▶ _DIRECTIONS_:
Find the lines holding "alloy" and copy them.

*** RECORDS FOR THE EXERCISE ***

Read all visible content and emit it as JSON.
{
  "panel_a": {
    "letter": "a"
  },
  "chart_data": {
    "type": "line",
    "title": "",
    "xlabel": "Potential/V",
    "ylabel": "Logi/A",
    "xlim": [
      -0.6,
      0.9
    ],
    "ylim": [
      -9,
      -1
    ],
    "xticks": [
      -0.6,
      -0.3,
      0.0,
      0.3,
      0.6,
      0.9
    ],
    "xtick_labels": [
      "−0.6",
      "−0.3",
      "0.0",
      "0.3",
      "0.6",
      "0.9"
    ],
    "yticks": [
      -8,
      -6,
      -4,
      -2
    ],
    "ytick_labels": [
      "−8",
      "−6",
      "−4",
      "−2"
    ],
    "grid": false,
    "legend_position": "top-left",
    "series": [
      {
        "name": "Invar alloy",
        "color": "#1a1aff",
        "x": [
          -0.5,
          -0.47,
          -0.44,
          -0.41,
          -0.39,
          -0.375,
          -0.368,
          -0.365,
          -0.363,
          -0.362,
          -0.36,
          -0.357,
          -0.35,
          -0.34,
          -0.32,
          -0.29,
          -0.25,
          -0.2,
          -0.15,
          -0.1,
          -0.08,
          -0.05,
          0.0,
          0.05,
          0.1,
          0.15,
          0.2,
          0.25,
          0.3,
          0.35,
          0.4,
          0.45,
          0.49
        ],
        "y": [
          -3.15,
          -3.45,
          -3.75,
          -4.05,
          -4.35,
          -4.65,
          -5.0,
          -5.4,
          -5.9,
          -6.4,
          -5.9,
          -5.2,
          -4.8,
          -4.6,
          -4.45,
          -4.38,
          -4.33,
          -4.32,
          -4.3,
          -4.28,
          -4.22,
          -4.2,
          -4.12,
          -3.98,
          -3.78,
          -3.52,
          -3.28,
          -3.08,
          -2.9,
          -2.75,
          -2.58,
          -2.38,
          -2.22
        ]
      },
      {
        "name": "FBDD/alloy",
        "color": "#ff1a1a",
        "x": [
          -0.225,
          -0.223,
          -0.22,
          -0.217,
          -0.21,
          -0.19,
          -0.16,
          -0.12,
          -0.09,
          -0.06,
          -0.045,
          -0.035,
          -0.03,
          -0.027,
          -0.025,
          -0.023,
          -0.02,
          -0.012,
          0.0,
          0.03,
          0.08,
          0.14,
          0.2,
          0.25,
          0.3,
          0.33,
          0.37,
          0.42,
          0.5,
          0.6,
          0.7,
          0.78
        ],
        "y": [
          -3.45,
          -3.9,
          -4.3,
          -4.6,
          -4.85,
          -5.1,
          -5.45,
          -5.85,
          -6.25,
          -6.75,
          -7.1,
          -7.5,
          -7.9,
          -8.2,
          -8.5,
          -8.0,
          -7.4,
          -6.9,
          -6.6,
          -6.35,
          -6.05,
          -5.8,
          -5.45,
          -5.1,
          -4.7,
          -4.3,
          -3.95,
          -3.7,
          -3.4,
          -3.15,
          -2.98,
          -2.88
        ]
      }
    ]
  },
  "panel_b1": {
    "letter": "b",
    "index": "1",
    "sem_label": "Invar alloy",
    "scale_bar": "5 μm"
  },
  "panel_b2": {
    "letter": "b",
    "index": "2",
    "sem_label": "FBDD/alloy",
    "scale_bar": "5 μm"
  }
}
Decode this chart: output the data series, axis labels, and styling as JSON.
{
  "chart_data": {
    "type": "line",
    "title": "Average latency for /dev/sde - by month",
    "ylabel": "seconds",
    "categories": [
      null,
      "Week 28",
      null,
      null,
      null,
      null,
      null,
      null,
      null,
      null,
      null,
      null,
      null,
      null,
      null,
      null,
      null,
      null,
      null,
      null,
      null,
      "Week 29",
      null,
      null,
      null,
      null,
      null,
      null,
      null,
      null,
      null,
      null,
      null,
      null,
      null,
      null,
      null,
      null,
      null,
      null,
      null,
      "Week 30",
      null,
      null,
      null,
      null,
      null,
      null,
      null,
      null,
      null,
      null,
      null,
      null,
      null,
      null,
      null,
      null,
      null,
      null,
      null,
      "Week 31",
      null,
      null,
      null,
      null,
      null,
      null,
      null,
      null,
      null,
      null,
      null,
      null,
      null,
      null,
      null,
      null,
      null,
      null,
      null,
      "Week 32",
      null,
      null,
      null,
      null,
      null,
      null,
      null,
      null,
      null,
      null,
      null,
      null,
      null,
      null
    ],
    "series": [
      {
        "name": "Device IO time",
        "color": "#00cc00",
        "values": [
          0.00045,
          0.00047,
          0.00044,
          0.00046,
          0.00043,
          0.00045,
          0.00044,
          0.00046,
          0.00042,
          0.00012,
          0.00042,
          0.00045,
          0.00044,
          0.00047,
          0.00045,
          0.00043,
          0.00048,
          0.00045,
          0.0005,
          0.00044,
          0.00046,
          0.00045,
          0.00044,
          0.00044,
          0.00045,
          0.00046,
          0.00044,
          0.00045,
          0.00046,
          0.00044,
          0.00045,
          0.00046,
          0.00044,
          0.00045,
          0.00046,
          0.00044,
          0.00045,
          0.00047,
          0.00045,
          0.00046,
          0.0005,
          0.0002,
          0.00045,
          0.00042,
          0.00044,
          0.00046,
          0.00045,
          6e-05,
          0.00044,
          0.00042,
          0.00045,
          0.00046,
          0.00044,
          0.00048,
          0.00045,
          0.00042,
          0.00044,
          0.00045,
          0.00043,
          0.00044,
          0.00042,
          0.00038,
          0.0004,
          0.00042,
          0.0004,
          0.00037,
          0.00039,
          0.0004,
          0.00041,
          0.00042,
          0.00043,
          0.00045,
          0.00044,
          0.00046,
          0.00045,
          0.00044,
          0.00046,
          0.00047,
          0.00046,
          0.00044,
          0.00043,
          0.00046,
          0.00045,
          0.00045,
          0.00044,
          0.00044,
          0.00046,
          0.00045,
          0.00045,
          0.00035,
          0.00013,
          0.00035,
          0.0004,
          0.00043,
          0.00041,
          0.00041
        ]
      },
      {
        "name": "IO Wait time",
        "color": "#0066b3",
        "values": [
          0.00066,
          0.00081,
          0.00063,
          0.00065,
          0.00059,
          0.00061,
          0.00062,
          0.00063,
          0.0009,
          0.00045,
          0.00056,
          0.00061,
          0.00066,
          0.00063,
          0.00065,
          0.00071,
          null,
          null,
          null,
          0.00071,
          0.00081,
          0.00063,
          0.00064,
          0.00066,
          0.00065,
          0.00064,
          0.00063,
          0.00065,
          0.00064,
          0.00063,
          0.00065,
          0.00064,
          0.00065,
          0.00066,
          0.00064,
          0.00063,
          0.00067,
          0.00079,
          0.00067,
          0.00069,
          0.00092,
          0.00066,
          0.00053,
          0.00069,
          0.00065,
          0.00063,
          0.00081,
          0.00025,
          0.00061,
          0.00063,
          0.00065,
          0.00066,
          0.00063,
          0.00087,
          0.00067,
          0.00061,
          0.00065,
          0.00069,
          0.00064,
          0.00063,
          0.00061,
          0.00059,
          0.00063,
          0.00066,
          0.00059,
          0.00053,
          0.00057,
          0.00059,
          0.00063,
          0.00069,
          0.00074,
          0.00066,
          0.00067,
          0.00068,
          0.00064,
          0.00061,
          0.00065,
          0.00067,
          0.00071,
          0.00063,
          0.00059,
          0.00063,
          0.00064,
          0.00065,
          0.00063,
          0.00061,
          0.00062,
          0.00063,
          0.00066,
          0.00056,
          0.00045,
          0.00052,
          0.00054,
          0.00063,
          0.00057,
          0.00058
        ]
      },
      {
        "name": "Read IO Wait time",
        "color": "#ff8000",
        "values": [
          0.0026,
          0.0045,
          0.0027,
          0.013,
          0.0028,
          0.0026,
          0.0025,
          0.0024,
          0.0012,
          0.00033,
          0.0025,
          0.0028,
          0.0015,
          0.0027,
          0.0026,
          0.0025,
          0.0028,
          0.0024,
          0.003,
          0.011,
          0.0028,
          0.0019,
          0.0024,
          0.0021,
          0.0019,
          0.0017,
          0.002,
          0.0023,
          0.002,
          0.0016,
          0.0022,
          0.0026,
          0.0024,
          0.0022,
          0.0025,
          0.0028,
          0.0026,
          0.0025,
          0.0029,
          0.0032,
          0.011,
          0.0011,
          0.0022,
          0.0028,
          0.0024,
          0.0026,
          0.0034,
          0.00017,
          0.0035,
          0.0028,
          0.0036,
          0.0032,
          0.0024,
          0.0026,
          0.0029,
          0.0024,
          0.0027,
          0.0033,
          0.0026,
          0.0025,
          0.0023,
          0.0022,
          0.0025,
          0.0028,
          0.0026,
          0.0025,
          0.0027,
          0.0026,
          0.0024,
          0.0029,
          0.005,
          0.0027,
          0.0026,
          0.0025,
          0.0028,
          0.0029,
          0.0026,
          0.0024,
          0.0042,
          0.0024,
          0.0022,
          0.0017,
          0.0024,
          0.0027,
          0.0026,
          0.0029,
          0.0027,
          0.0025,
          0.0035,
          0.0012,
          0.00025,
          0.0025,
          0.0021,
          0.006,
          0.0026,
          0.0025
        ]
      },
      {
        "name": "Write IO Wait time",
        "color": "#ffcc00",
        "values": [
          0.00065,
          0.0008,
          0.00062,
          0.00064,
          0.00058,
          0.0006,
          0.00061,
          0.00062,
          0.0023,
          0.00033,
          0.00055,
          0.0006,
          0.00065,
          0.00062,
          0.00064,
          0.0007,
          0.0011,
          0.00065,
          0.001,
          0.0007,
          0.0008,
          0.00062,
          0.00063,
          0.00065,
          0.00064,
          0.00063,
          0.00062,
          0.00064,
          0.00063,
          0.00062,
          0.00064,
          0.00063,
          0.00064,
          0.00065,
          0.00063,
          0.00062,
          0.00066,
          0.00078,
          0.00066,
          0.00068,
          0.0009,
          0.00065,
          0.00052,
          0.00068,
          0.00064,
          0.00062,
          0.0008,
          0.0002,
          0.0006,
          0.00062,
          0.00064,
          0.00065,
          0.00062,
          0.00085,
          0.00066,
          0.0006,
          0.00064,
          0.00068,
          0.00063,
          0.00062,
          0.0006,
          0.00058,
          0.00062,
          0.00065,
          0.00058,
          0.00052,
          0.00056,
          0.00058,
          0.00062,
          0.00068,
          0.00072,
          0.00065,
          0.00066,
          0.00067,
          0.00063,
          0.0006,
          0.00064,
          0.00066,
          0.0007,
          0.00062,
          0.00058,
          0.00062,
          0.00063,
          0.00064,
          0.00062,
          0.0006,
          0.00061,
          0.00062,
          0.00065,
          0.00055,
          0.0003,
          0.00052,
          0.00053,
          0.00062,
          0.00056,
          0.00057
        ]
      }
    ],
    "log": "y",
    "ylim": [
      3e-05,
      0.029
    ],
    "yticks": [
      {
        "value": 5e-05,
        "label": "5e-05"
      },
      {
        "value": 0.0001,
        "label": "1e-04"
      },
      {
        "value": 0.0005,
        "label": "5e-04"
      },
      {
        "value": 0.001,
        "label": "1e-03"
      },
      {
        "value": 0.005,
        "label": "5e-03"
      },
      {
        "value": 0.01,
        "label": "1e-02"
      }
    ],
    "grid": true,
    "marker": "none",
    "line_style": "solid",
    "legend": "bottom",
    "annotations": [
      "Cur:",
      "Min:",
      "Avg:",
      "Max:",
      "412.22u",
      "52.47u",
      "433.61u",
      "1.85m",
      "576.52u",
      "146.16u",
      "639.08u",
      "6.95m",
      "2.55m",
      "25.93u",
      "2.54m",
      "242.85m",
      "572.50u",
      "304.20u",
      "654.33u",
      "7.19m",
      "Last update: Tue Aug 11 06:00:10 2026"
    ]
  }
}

***

▶ _SOLUTION FOR THIS PROBLEM_:
        "name": "Invar alloy",
        "name": "FBDD/alloy",
    "sem_label": "Invar alloy",
    "sem_label": "FBDD/alloy",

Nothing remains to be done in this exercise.